* Start Given information *
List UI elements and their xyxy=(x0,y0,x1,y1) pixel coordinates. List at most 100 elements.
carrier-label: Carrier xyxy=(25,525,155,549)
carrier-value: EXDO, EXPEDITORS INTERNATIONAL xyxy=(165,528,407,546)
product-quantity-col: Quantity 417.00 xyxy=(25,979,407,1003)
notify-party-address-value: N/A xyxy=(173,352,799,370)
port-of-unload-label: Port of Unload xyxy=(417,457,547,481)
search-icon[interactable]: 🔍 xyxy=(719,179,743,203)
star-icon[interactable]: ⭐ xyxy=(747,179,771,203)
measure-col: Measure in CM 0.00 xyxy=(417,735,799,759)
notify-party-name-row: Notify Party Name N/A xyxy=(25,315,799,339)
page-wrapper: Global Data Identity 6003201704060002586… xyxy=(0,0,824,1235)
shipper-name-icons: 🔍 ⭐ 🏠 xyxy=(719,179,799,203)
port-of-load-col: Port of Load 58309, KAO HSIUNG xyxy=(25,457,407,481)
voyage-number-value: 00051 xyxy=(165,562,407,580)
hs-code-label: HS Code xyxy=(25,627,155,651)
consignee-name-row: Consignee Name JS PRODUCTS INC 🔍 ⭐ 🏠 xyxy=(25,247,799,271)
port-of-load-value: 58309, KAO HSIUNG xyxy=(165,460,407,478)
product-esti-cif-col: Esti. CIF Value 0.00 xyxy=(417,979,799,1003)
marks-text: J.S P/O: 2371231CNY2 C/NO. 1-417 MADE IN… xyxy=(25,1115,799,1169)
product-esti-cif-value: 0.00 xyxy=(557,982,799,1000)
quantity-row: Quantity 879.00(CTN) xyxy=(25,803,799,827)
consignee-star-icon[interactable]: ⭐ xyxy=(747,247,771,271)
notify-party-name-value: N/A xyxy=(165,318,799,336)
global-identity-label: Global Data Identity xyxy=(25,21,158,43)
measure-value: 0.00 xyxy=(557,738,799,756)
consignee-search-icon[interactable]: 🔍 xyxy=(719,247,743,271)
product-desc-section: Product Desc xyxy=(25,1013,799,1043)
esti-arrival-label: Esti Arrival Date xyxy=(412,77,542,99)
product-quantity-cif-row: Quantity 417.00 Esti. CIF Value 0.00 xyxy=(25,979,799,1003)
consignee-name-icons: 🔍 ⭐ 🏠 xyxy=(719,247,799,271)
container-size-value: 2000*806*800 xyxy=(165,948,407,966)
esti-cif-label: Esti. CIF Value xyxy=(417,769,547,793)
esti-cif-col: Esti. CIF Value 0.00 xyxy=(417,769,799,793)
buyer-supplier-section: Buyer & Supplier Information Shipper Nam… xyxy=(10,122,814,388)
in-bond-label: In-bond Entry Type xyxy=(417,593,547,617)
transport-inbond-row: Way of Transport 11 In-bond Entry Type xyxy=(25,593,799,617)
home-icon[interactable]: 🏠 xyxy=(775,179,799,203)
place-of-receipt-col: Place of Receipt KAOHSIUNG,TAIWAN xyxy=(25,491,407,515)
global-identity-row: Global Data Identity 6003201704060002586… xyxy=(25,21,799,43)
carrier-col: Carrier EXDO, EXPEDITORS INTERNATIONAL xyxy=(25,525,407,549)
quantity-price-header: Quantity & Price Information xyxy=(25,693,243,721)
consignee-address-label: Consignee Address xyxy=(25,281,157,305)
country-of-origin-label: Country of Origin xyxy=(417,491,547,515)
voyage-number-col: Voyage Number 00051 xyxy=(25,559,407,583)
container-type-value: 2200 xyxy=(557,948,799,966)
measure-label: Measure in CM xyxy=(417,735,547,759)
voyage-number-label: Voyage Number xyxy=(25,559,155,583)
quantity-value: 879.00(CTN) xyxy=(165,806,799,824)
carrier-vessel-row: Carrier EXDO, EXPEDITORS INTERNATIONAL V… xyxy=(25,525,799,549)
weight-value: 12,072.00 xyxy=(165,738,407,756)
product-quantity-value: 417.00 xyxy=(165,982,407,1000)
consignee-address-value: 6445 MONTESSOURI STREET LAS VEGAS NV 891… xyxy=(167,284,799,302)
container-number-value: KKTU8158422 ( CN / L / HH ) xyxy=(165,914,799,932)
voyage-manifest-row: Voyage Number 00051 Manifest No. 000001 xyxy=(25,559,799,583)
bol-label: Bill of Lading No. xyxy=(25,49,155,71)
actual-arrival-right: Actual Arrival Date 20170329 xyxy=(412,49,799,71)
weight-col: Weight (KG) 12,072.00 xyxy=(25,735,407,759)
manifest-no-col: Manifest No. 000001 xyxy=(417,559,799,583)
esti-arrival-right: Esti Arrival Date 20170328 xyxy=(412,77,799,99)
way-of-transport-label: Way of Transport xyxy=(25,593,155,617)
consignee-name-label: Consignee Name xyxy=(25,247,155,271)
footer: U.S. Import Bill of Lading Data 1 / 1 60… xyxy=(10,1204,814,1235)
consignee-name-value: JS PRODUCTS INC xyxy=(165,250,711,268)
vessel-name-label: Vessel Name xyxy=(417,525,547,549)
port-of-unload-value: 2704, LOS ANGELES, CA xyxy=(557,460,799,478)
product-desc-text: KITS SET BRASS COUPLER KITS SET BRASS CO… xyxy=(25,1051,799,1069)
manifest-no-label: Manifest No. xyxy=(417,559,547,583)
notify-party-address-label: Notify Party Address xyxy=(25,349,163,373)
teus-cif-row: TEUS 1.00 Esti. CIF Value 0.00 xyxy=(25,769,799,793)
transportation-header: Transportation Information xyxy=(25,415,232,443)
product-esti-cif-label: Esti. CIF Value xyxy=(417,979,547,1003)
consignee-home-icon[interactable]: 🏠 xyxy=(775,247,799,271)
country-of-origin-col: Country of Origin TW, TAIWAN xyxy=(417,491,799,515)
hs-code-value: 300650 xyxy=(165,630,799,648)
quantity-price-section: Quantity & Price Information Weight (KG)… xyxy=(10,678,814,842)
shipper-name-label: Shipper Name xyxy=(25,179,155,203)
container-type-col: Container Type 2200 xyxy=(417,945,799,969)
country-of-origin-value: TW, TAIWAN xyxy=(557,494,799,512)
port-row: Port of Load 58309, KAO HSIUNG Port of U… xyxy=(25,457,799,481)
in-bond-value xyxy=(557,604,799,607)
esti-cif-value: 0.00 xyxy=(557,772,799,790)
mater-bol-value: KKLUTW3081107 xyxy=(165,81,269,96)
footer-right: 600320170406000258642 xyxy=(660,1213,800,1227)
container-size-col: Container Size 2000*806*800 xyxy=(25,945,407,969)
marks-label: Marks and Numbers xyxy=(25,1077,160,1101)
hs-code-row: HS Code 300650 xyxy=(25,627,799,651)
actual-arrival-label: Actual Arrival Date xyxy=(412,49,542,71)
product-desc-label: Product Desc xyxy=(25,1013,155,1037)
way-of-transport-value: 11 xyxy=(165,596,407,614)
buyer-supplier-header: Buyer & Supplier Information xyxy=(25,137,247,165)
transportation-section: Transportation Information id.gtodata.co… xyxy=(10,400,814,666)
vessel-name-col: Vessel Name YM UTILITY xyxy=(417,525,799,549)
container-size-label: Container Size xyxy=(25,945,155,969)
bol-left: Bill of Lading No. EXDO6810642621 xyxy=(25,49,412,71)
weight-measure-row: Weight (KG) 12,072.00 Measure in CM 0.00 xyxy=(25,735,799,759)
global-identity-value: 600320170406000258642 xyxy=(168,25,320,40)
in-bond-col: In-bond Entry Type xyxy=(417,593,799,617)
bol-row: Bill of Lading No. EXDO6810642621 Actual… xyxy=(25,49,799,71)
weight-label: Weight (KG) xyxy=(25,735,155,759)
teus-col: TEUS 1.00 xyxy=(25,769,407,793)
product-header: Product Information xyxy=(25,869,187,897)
* End Given information *
**Objective:**
Print the whole listing above again, line for line, without changing a single character.

**Worked answer:**
List UI elements and their xyxy=(x0,y0,x1,y1) pixel coordinates. List at most 100 elements.
carrier-label: Carrier xyxy=(25,525,155,549)
carrier-value: EXDO, EXPEDITORS INTERNATIONAL xyxy=(165,528,407,546)
product-quantity-col: Quantity 417.00 xyxy=(25,979,407,1003)
notify-party-address-value: N/A xyxy=(173,352,799,370)
port-of-unload-label: Port of Unload xyxy=(417,457,547,481)
search-icon[interactable]: 🔍 xyxy=(719,179,743,203)
star-icon[interactable]: ⭐ xyxy=(747,179,771,203)
measure-col: Measure in CM 0.00 xyxy=(417,735,799,759)
notify-party-name-row: Notify Party Name N/A xyxy=(25,315,799,339)
page-wrapper: Global Data Identity 6003201704060002586… xyxy=(0,0,824,1235)
shipper-name-icons: 🔍 ⭐ 🏠 xyxy=(719,179,799,203)
port-of-load-col: Port of Load 58309, KAO HSIUNG xyxy=(25,457,407,481)
voyage-number-value: 00051 xyxy=(165,562,407,580)
hs-code-label: HS Code xyxy=(25,627,155,651)
consignee-name-row: Consignee Name JS PRODUCTS INC 🔍 ⭐ 🏠 xyxy=(25,247,799,271)
port-of-load-value: 58309, KAO HSIUNG xyxy=(165,460,407,478)
product-esti-cif-col: Esti. CIF Value 0.00 xyxy=(417,979,799,1003)
marks-text: J.S P/O: 2371231CNY2 C/NO. 1-417 MADE IN… xyxy=(25,1115,799,1169)
product-esti-cif-value: 0.00 xyxy=(557,982,799,1000)
quantity-row: Quantity 879.00(CTN) xyxy=(25,803,799,827)
consignee-star-icon[interactable]: ⭐ xyxy=(747,247,771,271)
notify-party-name-value: N/A xyxy=(165,318,799,336)
global-identity-label: Global Data Identity xyxy=(25,21,158,43)
measure-value: 0.00 xyxy=(557,738,799,756)
consignee-search-icon[interactable]: 🔍 xyxy=(719,247,743,271)
product-desc-section: Product Desc xyxy=(25,1013,799,1043)
esti-arrival-label: Esti Arrival Date xyxy=(412,77,542,99)
product-quantity-cif-row: Quantity 417.00 Esti. CIF Value 0.00 xyxy=(25,979,799,1003)
consignee-name-icons: 🔍 ⭐ 🏠 xyxy=(719,247,799,271)
container-size-value: 2000*806*800 xyxy=(165,948,407,966)
esti-cif-label: Esti. CIF Value xyxy=(417,769,547,793)
esti-cif-col: Esti. CIF Value 0.00 xyxy=(417,769,799,793)
buyer-supplier-section: Buyer & Supplier Information Shipper Nam… xyxy=(10,122,814,388)
in-bond-label: In-bond Entry Type xyxy=(417,593,547,617)
transport-inbond-row: Way of Transport 11 In-bond Entry Type xyxy=(25,593,799,617)
home-icon[interactable]: 🏠 xyxy=(775,179,799,203)
place-of-receipt-col: Place of Receipt KAOHSIUNG,TAIWAN xyxy=(25,491,407,515)
global-identity-row: Global Data Identity 6003201704060002586… xyxy=(25,21,799,43)
carrier-col: Carrier EXDO, EXPEDITORS INTERNATIONAL xyxy=(25,525,407,549)
quantity-price-header: Quantity & Price Information xyxy=(25,693,243,721)
consignee-address-label: Consignee Address xyxy=(25,281,157,305)
country-of-origin-label: Country of Origin xyxy=(417,491,547,515)
voyage-number-col: Voyage Number 00051 xyxy=(25,559,407,583)
container-type-value: 2200 xyxy=(557,948,799,966)
measure-label: Measure in CM xyxy=(417,735,547,759)
voyage-number-label: Voyage Number xyxy=(25,559,155,583)
quantity-value: 879.00(CTN) xyxy=(165,806,799,824)
carrier-vessel-row: Carrier EXDO, EXPEDITORS INTERNATIONAL V… xyxy=(25,525,799,549)
weight-value: 12,072.00 xyxy=(165,738,407,756)
product-quantity-value: 417.00 xyxy=(165,982,407,1000)
consignee-address-value: 6445 MONTESSOURI STREET LAS VEGAS NV 891… xyxy=(167,284,799,302)
container-number-value: KKTU8158422 ( CN / L / HH ) xyxy=(165,914,799,932)
voyage-manifest-row: Voyage Number 00051 Manifest No. 000001 xyxy=(25,559,799,583)
bol-label: Bill of Lading No. xyxy=(25,49,155,71)
actual-arrival-right: Actual Arrival Date 20170329 xyxy=(412,49,799,71)
weight-col: Weight (KG) 12,072.00 xyxy=(25,735,407,759)
manifest-no-col: Manifest No. 000001 xyxy=(417,559,799,583)
esti-arrival-right: Esti Arrival Date 20170328 xyxy=(412,77,799,99)
way-of-transport-label: Way of Transport xyxy=(25,593,155,617)
consignee-name-label: Consignee Name xyxy=(25,247,155,271)
footer: U.S. Import Bill of Lading Data 1 / 1 60… xyxy=(10,1204,814,1235)
consignee-name-value: JS PRODUCTS INC xyxy=(165,250,711,268)
vessel-name-label: Vessel Name xyxy=(417,525,547,549)
port-of-unload-value: 2704, LOS ANGELES, CA xyxy=(557,460,799,478)
product-desc-text: KITS SET BRASS COUPLER KITS SET BRASS CO… xyxy=(25,1051,799,1069)
manifest-no-label: Manifest No. xyxy=(417,559,547,583)
notify-party-address-label: Notify Party Address xyxy=(25,349,163,373)
teus-cif-row: TEUS 1.00 Esti. CIF Value 0.00 xyxy=(25,769,799,793)
transportation-header: Transportation Information xyxy=(25,415,232,443)
product-esti-cif-label: Esti. CIF Value xyxy=(417,979,547,1003)
consignee-home-icon[interactable]: 🏠 xyxy=(775,247,799,271)
country-of-origin-col: Country of Origin TW, TAIWAN xyxy=(417,491,799,515)
hs-code-value: 300650 xyxy=(165,630,799,648)
quantity-price-section: Quantity & Price Information Weight (KG)… xyxy=(10,678,814,842)
shipper-name-label: Shipper Name xyxy=(25,179,155,203)
container-type-col: Container Type 2200 xyxy=(417,945,799,969)
country-of-origin-value: TW, TAIWAN xyxy=(557,494,799,512)
port-row: Port of Load 58309, KAO HSIUNG Port of U… xyxy=(25,457,799,481)
in-bond-value xyxy=(557,604,799,607)
esti-cif-value: 0.00 xyxy=(557,772,799,790)
mater-bol-value: KKLUTW3081107 xyxy=(165,81,269,96)
footer-right: 600320170406000258642 xyxy=(660,1213,800,1227)
container-size-col: Container Size 2000*806*800 xyxy=(25,945,407,969)
marks-label: Marks and Numbers xyxy=(25,1077,160,1101)
hs-code-row: HS Code 300650 xyxy=(25,627,799,651)
actual-arrival-label: Actual Arrival Date xyxy=(412,49,542,71)
product-desc-label: Product Desc xyxy=(25,1013,155,1037)
way-of-transport-value: 11 xyxy=(165,596,407,614)
buyer-supplier-header: Buyer & Supplier Information xyxy=(25,137,247,165)
transportation-section: Transportation Information id.gtodata.co… xyxy=(10,400,814,666)
vessel-name-col: Vessel Name YM UTILITY xyxy=(417,525,799,549)
container-size-label: Container Size xyxy=(25,945,155,969)
bol-left: Bill of Lading No. EXDO6810642621 xyxy=(25,49,412,71)
weight-measure-row: Weight (KG) 12,072.00 Measure in CM 0.00 xyxy=(25,735,799,759)
global-identity-value: 600320170406000258642 xyxy=(168,25,320,40)
in-bond-col: In-bond Entry Type xyxy=(417,593,799,617)
bol-row: Bill of Lading No. EXDO6810642621 Actual… xyxy=(25,49,799,71)
weight-label: Weight (KG) xyxy=(25,735,155,759)
teus-col: TEUS 1.00 xyxy=(25,769,407,793)
product-header: Product Information xyxy=(25,869,187,897)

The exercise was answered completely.